> [EXERCISE PROMPT] Output every entry exactly as written, skipping any pictures.

* begin STORED RECORDS *

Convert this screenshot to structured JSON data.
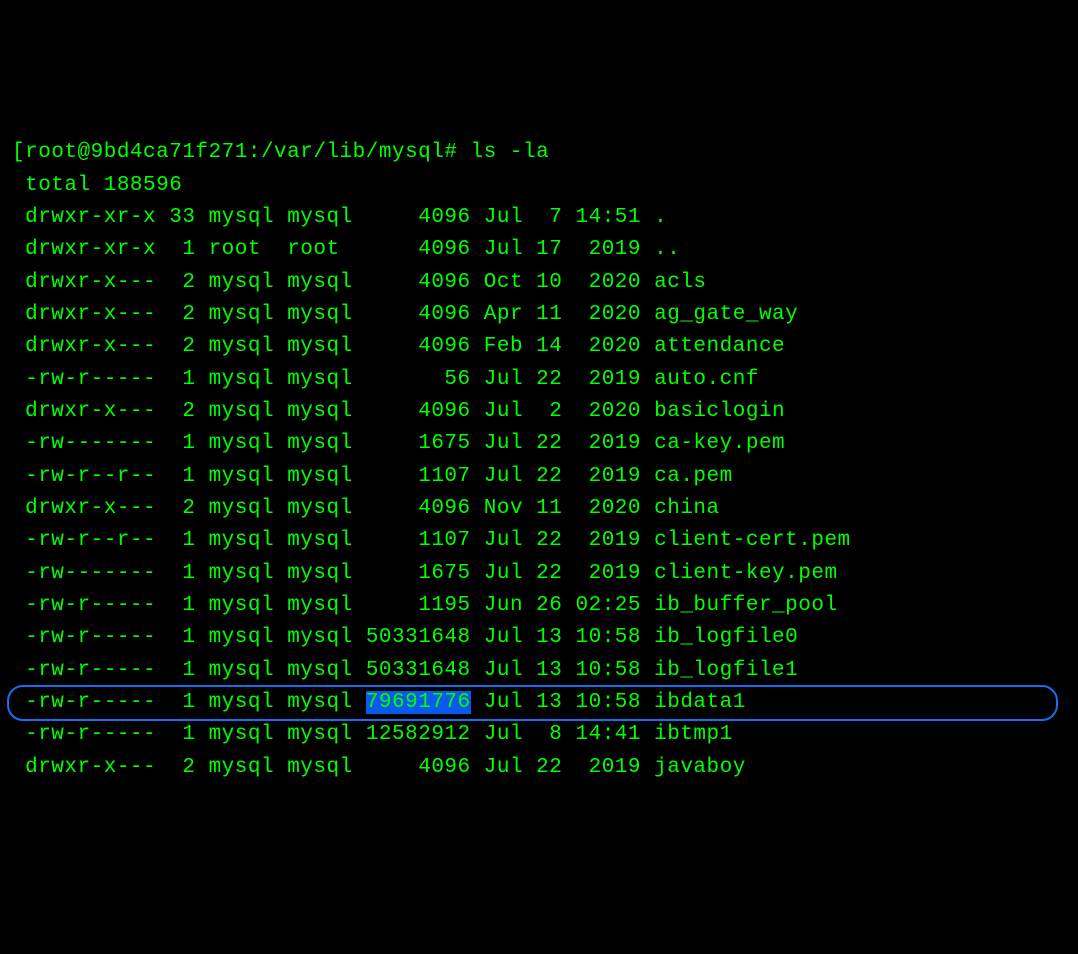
{
  "prompt": {
    "open_bracket": "[",
    "user_host_path": "root@9bd4ca71f271:/var/lib/mysql#",
    "command": "ls -la"
  },
  "total_line": "total 188596",
  "rows": [
    {
      "perm": "drwxr-xr-x",
      "links": "33",
      "owner": "mysql",
      "group": "mysql",
      "size": "4096",
      "month": "Jul",
      "day": "7",
      "time": "14:51",
      "name": "."
    },
    {
      "perm": "drwxr-xr-x",
      "links": "1",
      "owner": "root",
      "group": "root",
      "size": "4096",
      "month": "Jul",
      "day": "17",
      "time": "2019",
      "name": ".."
    },
    {
      "perm": "drwxr-x---",
      "links": "2",
      "owner": "mysql",
      "group": "mysql",
      "size": "4096",
      "month": "Oct",
      "day": "10",
      "time": "2020",
      "name": "acls"
    },
    {
      "perm": "drwxr-x---",
      "links": "2",
      "owner": "mysql",
      "group": "mysql",
      "size": "4096",
      "month": "Apr",
      "day": "11",
      "time": "2020",
      "name": "ag_gate_way"
    },
    {
      "perm": "drwxr-x---",
      "links": "2",
      "owner": "mysql",
      "group": "mysql",
      "size": "4096",
      "month": "Feb",
      "day": "14",
      "time": "2020",
      "name": "attendance"
    },
    {
      "perm": "-rw-r-----",
      "links": "1",
      "owner": "mysql",
      "group": "mysql",
      "size": "56",
      "month": "Jul",
      "day": "22",
      "time": "2019",
      "name": "auto.cnf"
    },
    {
      "perm": "drwxr-x---",
      "links": "2",
      "owner": "mysql",
      "group": "mysql",
      "size": "4096",
      "month": "Jul",
      "day": "2",
      "time": "2020",
      "name": "basiclogin"
    },
    {
      "perm": "-rw-------",
      "links": "1",
      "owner": "mysql",
      "group": "mysql",
      "size": "1675",
      "month": "Jul",
      "day": "22",
      "time": "2019",
      "name": "ca-key.pem"
    },
    {
      "perm": "-rw-r--r--",
      "links": "1",
      "owner": "mysql",
      "group": "mysql",
      "size": "1107",
      "month": "Jul",
      "day": "22",
      "time": "2019",
      "name": "ca.pem"
    },
    {
      "perm": "drwxr-x---",
      "links": "2",
      "owner": "mysql",
      "group": "mysql",
      "size": "4096",
      "month": "Nov",
      "day": "11",
      "time": "2020",
      "name": "china"
    },
    {
      "perm": "-rw-r--r--",
      "links": "1",
      "owner": "mysql",
      "group": "mysql",
      "size": "1107",
      "month": "Jul",
      "day": "22",
      "time": "2019",
      "name": "client-cert.pem"
    },
    {
      "perm": "-rw-------",
      "links": "1",
      "owner": "mysql",
      "group": "mysql",
      "size": "1675",
      "month": "Jul",
      "day": "22",
      "time": "2019",
      "name": "client-key.pem"
    },
    {
      "perm": "-rw-r-----",
      "links": "1",
      "owner": "mysql",
      "group": "mysql",
      "size": "1195",
      "month": "Jun",
      "day": "26",
      "time": "02:25",
      "name": "ib_buffer_pool"
    },
    {
      "perm": "-rw-r-----",
      "links": "1",
      "owner": "mysql",
      "group": "mysql",
      "size": "50331648",
      "month": "Jul",
      "day": "13",
      "time": "10:58",
      "name": "ib_logfile0"
    },
    {
      "perm": "-rw-r-----",
      "links": "1",
      "owner": "mysql",
      "group": "mysql",
      "size": "50331648",
      "month": "Jul",
      "day": "13",
      "time": "10:58",
      "name": "ib_logfile1"
    },
    {
      "perm": "-rw-r-----",
      "links": "1",
      "owner": "mysql",
      "group": "mysql",
      "size": "79691776",
      "month": "Jul",
      "day": "13",
      "time": "10:58",
      "name": "ibdata1",
      "highlighted": true,
      "size_selected": true
    },
    {
      "perm": "-rw-r-----",
      "links": "1",
      "owner": "mysql",
      "group": "mysql",
      "size": "12582912",
      "month": "Jul",
      "day": "8",
      "time": "14:41",
      "name": "ibtmp1"
    },
    {
      "perm": "drwxr-x---",
      "links": "2",
      "owner": "mysql",
      "group": "mysql",
      "size": "4096",
      "month": "Jul",
      "day": "22",
      "time": "2019",
      "name": "javaboy"
    }
  ]
}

* end STORED RECORDS *

> [FULL OUTPUT]
Convert this screenshot to structured JSON data.
{
  "prompt": {
    "open_bracket": "[",
    "user_host_path": "root@9bd4ca71f271:/var/lib/mysql#",
    "command": "ls -la"
  },
  "total_line": "total 188596",
  "rows": [
    {
      "perm": "drwxr-xr-x",
      "links": "33",
      "owner": "mysql",
      "group": "mysql",
      "size": "4096",
      "month": "Jul",
      "day": "7",
      "time": "14:51",
      "name": "."
    },
    {
      "perm": "drwxr-xr-x",
      "links": "1",
      "owner": "root",
      "group": "root",
      "size": "4096",
      "month": "Jul",
      "day": "17",
      "time": "2019",
      "name": ".."
    },
    {
      "perm": "drwxr-x---",
      "links": "2",
      "owner": "mysql",
      "group": "mysql",
      "size": "4096",
      "month": "Oct",
      "day": "10",
      "time": "2020",
      "name": "acls"
    },
    {
      "perm": "drwxr-x---",
      "links": "2",
      "owner": "mysql",
      "group": "mysql",
      "size": "4096",
      "month": "Apr",
      "day": "11",
      "time": "2020",
      "name": "ag_gate_way"
    },
    {
      "perm": "drwxr-x---",
      "links": "2",
      "owner": "mysql",
      "group": "mysql",
      "size": "4096",
      "month": "Feb",
      "day": "14",
      "time": "2020",
      "name": "attendance"
    },
    {
      "perm": "-rw-r-----",
      "links": "1",
      "owner": "mysql",
      "group": "mysql",
      "size": "56",
      "month": "Jul",
      "day": "22",
      "time": "2019",
      "name": "auto.cnf"
    },
    {
      "perm": "drwxr-x---",
      "links": "2",
      "owner": "mysql",
      "group": "mysql",
      "size": "4096",
      "month": "Jul",
      "day": "2",
      "time": "2020",
      "name": "basiclogin"
    },
    {
      "perm": "-rw-------",
      "links": "1",
      "owner": "mysql",
      "group": "mysql",
      "size": "1675",
      "month": "Jul",
      "day": "22",
      "time": "2019",
      "name": "ca-key.pem"
    },
    {
      "perm": "-rw-r--r--",
      "links": "1",
      "owner": "mysql",
      "group": "mysql",
      "size": "1107",
      "month": "Jul",
      "day": "22",
      "time": "2019",
      "name": "ca.pem"
    },
    {
      "perm": "drwxr-x---",
      "links": "2",
      "owner": "mysql",
      "group": "mysql",
      "size": "4096",
      "month": "Nov",
      "day": "11",
      "time": "2020",
      "name": "china"
    },
    {
      "perm": "-rw-r--r--",
      "links": "1",
      "owner": "mysql",
      "group": "mysql",
      "size": "1107",
      "month": "Jul",
      "day": "22",
      "time": "2019",
      "name": "client-cert.pem"
    },
    {
      "perm": "-rw-------",
      "links": "1",
      "owner": "mysql",
      "group": "mysql",
      "size": "1675",
      "month": "Jul",
      "day": "22",
      "time": "2019",
      "name": "client-key.pem"
    },
    {
      "perm": "-rw-r-----",
      "links": "1",
      "owner": "mysql",
      "group": "mysql",
      "size": "1195",
      "month": "Jun",
      "day": "26",
      "time": "02:25",
      "name": "ib_buffer_pool"
    },
    {
      "perm": "-rw-r-----",
      "links": "1",
      "owner": "mysql",
      "group": "mysql",
      "size": "50331648",
      "month": "Jul",
      "day": "13",
      "time": "10:58",
      "name": "ib_logfile0"
    },
    {
      "perm": "-rw-r-----",
      "links": "1",
      "owner": "mysql",
      "group": "mysql",
      "size": "50331648",
      "month": "Jul",
      "day": "13",
      "time": "10:58",
      "name": "ib_logfile1"
    },
    {
      "perm": "-rw-r-----",
      "links": "1",
      "owner": "mysql",
      "group": "mysql",
      "size": "79691776",
      "month": "Jul",
      "day": "13",
      "time": "10:58",
      "name": "ibdata1",
      "highlighted": true,
      "size_selected": true
    },
    {
      "perm": "-rw-r-----",
      "links": "1",
      "owner": "mysql",
      "group": "mysql",
      "size": "12582912",
      "month": "Jul",
      "day": "8",
      "time": "14:41",
      "name": "ibtmp1"
    },
    {
      "perm": "drwxr-x---",
      "links": "2",
      "owner": "mysql",
      "group": "mysql",
      "size": "4096",
      "month": "Jul",
      "day": "22",
      "time": "2019",
      "name": "javaboy"
    }
  ]
}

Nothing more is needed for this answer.